| TASK |
List each line in which the string "взаимодействия" appears.

| RECORDS PROVIDED |
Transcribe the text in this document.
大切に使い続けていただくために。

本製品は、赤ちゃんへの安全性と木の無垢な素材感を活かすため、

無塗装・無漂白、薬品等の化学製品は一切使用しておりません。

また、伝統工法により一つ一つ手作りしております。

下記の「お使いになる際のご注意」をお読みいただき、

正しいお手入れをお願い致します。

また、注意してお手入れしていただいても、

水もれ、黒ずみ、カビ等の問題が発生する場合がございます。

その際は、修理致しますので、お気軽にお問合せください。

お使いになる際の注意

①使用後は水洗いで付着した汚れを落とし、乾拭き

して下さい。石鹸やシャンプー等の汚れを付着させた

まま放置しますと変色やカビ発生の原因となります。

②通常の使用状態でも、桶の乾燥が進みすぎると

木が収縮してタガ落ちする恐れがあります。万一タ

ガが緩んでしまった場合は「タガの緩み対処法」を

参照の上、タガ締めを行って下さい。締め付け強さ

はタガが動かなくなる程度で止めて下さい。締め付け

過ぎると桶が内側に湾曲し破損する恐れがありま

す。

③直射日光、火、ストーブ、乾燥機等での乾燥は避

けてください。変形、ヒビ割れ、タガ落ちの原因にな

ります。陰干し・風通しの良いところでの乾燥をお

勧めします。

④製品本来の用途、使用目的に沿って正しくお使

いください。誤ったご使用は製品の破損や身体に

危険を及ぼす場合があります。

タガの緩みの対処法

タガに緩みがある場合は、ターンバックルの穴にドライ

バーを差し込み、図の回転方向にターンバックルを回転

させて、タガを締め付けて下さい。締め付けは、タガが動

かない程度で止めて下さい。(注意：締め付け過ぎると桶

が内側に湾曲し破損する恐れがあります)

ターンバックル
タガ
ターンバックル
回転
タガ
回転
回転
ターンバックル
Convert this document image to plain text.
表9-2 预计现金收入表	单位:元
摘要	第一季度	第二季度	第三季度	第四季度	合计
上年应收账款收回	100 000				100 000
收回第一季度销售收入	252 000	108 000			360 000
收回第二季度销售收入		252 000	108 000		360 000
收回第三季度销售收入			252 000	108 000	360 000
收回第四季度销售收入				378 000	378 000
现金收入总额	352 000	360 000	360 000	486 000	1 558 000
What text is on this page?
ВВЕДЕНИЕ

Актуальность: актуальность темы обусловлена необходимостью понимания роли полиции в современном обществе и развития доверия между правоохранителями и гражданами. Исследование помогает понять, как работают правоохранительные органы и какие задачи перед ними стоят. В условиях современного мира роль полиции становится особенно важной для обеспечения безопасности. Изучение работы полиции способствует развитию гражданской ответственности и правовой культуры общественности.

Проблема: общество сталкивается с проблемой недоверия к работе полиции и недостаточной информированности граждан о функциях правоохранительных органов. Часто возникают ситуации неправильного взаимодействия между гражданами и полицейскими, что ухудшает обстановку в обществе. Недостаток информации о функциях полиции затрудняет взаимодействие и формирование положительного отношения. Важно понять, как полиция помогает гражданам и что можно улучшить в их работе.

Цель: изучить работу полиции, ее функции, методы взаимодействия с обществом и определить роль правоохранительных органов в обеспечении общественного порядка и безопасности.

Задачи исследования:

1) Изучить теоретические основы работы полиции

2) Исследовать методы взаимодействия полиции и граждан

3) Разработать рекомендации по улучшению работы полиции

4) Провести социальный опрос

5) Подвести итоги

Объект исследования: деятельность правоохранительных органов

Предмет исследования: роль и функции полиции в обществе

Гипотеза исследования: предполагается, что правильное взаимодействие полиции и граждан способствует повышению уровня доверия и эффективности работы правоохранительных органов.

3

| CORRECT RESPONSE |
Проблема: общество сталкивается с проблемой недоверия к работе полиции и недостаточной информированности граждан о функциях правоохранительных органов. Часто возникают ситуации неправильного взаимодействия между гражданами и полицейскими, что ухудшает обстановку в обществе. Недостаток информации о функциях полиции затрудняет взаимодействие и формирование положительного отношения. Важно понять, как полиция помогает гражданам и что можно улучшить в их работе.
Цель: изучить работу полиции, ее функции, методы взаимодействия с обществом и определить роль правоохранительных органов в обеспечении общественного порядка и безопасности.
2) Исследовать методы взаимодействия полиции и граждан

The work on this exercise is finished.